**ENTRIES PROVIDED:**
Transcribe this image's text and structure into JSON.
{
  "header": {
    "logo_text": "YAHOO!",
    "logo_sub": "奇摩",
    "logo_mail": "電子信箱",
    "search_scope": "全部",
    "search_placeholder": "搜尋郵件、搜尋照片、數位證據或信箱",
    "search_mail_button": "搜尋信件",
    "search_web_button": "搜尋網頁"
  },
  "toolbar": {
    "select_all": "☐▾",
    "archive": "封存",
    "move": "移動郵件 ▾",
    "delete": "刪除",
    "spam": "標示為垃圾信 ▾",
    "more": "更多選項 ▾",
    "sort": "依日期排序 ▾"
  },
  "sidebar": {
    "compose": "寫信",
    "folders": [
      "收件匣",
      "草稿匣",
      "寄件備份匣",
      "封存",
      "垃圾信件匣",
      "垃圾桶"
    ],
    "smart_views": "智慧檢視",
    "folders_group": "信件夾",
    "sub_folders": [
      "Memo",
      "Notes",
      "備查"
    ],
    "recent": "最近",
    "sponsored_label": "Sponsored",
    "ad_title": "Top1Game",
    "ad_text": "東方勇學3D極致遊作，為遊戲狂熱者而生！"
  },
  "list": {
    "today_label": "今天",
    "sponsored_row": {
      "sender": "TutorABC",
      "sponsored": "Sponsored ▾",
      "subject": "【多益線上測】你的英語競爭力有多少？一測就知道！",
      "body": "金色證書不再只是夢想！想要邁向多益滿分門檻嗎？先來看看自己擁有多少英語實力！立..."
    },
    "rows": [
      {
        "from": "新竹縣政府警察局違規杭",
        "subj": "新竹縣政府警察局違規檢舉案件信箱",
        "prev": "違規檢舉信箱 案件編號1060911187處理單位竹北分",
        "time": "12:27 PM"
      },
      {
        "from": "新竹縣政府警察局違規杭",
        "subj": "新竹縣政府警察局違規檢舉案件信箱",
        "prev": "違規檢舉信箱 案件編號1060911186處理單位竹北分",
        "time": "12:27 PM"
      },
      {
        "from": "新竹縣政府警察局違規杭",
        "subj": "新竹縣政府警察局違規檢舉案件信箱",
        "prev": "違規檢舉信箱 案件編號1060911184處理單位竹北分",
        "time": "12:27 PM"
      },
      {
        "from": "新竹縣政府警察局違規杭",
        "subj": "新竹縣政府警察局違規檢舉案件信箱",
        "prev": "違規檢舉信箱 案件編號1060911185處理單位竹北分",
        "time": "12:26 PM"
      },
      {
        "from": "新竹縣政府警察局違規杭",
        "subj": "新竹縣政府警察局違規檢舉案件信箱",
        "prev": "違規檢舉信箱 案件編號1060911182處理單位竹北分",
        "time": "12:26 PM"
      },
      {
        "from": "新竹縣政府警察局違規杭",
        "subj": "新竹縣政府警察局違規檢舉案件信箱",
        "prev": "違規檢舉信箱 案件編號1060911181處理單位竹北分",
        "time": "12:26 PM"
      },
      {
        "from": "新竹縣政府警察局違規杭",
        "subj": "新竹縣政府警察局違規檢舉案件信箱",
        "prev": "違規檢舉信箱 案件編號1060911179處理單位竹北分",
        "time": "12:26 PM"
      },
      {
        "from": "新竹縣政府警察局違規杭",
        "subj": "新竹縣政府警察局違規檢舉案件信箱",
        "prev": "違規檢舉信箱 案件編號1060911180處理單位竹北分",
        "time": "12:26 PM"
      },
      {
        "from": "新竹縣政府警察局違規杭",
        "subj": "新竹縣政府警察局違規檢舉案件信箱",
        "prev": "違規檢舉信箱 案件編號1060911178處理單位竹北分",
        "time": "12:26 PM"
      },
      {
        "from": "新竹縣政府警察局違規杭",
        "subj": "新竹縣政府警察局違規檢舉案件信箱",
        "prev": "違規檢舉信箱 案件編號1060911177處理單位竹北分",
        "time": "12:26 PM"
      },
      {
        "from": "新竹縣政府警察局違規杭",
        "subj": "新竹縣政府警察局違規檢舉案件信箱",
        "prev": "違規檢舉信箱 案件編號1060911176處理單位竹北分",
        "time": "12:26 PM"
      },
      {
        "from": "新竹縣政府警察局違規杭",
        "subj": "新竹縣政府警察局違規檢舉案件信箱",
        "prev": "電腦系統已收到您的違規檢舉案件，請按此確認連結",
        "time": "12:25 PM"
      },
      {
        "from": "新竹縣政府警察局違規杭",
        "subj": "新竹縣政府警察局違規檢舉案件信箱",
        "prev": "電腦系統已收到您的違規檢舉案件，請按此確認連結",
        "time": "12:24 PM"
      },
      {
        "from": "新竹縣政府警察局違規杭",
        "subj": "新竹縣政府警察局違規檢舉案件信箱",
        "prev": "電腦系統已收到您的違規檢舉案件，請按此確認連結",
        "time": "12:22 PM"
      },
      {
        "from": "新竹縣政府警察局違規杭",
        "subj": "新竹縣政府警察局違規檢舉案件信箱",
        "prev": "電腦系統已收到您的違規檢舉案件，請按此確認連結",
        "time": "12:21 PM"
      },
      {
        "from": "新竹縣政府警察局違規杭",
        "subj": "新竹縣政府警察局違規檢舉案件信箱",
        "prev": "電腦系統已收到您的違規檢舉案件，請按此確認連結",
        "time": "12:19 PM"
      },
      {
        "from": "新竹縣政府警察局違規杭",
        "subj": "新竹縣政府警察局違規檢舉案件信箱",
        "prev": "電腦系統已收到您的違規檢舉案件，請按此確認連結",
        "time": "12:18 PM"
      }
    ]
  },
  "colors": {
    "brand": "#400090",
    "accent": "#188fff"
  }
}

**EXERCISE:**
Type out the whole listing above again, exactly as it stands.

**FINISHED EXERCISE:**
Transcribe this image's text and structure into JSON.
{
  "header": {
    "logo_text": "YAHOO!",
    "logo_sub": "奇摩",
    "logo_mail": "電子信箱",
    "search_scope": "全部",
    "search_placeholder": "搜尋郵件、搜尋照片、數位證據或信箱",
    "search_mail_button": "搜尋信件",
    "search_web_button": "搜尋網頁"
  },
  "toolbar": {
    "select_all": "☐▾",
    "archive": "封存",
    "move": "移動郵件 ▾",
    "delete": "刪除",
    "spam": "標示為垃圾信 ▾",
    "more": "更多選項 ▾",
    "sort": "依日期排序 ▾"
  },
  "sidebar": {
    "compose": "寫信",
    "folders": [
      "收件匣",
      "草稿匣",
      "寄件備份匣",
      "封存",
      "垃圾信件匣",
      "垃圾桶"
    ],
    "smart_views": "智慧檢視",
    "folders_group": "信件夾",
    "sub_folders": [
      "Memo",
      "Notes",
      "備查"
    ],
    "recent": "最近",
    "sponsored_label": "Sponsored",
    "ad_title": "Top1Game",
    "ad_text": "東方勇學3D極致遊作，為遊戲狂熱者而生！"
  },
  "list": {
    "today_label": "今天",
    "sponsored_row": {
      "sender": "TutorABC",
      "sponsored": "Sponsored ▾",
      "subject": "【多益線上測】你的英語競爭力有多少？一測就知道！",
      "body": "金色證書不再只是夢想！想要邁向多益滿分門檻嗎？先來看看自己擁有多少英語實力！立..."
    },
    "rows": [
      {
        "from": "新竹縣政府警察局違規杭",
        "subj": "新竹縣政府警察局違規檢舉案件信箱",
        "prev": "違規檢舉信箱 案件編號1060911187處理單位竹北分",
        "time": "12:27 PM"
      },
      {
        "from": "新竹縣政府警察局違規杭",
        "subj": "新竹縣政府警察局違規檢舉案件信箱",
        "prev": "違規檢舉信箱 案件編號1060911186處理單位竹北分",
        "time": "12:27 PM"
      },
      {
        "from": "新竹縣政府警察局違規杭",
        "subj": "新竹縣政府警察局違規檢舉案件信箱",
        "prev": "違規檢舉信箱 案件編號1060911184處理單位竹北分",
        "time": "12:27 PM"
      },
      {
        "from": "新竹縣政府警察局違規杭",
        "subj": "新竹縣政府警察局違規檢舉案件信箱",
        "prev": "違規檢舉信箱 案件編號1060911185處理單位竹北分",
        "time": "12:26 PM"
      },
      {
        "from": "新竹縣政府警察局違規杭",
        "subj": "新竹縣政府警察局違規檢舉案件信箱",
        "prev": "違規檢舉信箱 案件編號1060911182處理單位竹北分",
        "time": "12:26 PM"
      },
      {
        "from": "新竹縣政府警察局違規杭",
        "subj": "新竹縣政府警察局違規檢舉案件信箱",
        "prev": "違規檢舉信箱 案件編號1060911181處理單位竹北分",
        "time": "12:26 PM"
      },
      {
        "from": "新竹縣政府警察局違規杭",
        "subj": "新竹縣政府警察局違規檢舉案件信箱",
        "prev": "違規檢舉信箱 案件編號1060911179處理單位竹北分",
        "time": "12:26 PM"
      },
      {
        "from": "新竹縣政府警察局違規杭",
        "subj": "新竹縣政府警察局違規檢舉案件信箱",
        "prev": "違規檢舉信箱 案件編號1060911180處理單位竹北分",
        "time": "12:26 PM"
      },
      {
        "from": "新竹縣政府警察局違規杭",
        "subj": "新竹縣政府警察局違規檢舉案件信箱",
        "prev": "違規檢舉信箱 案件編號1060911178處理單位竹北分",
        "time": "12:26 PM"
      },
      {
        "from": "新竹縣政府警察局違規杭",
        "subj": "新竹縣政府警察局違規檢舉案件信箱",
        "prev": "違規檢舉信箱 案件編號1060911177處理單位竹北分",
        "time": "12:26 PM"
      },
      {
        "from": "新竹縣政府警察局違規杭",
        "subj": "新竹縣政府警察局違規檢舉案件信箱",
        "prev": "違規檢舉信箱 案件編號1060911176處理單位竹北分",
        "time": "12:26 PM"
      },
      {
        "from": "新竹縣政府警察局違規杭",
        "subj": "新竹縣政府警察局違規檢舉案件信箱",
        "prev": "電腦系統已收到您的違規檢舉案件，請按此確認連結",
        "time": "12:25 PM"
      },
      {
        "from": "新竹縣政府警察局違規杭",
        "subj": "新竹縣政府警察局違規檢舉案件信箱",
        "prev": "電腦系統已收到您的違規檢舉案件，請按此確認連結",
        "time": "12:24 PM"
      },
      {
        "from": "新竹縣政府警察局違規杭",
        "subj": "新竹縣政府警察局違規檢舉案件信箱",
        "prev": "電腦系統已收到您的違規檢舉案件，請按此確認連結",
        "time": "12:22 PM"
      },
      {
        "from": "新竹縣政府警察局違規杭",
        "subj": "新竹縣政府警察局違規檢舉案件信箱",
        "prev": "電腦系統已收到您的違規檢舉案件，請按此確認連結",
        "time": "12:21 PM"
      },
      {
        "from": "新竹縣政府警察局違規杭",
        "subj": "新竹縣政府警察局違規檢舉案件信箱",
        "prev": "電腦系統已收到您的違規檢舉案件，請按此確認連結",
        "time": "12:19 PM"
      },
      {
        "from": "新竹縣政府警察局違規杭",
        "subj": "新竹縣政府警察局違規檢舉案件信箱",
        "prev": "電腦系統已收到您的違規檢舉案件，請按此確認連結",
        "time": "12:18 PM"
      }
    ]
  },
  "colors": {
    "brand": "#400090",
    "accent": "#188fff"
  }
}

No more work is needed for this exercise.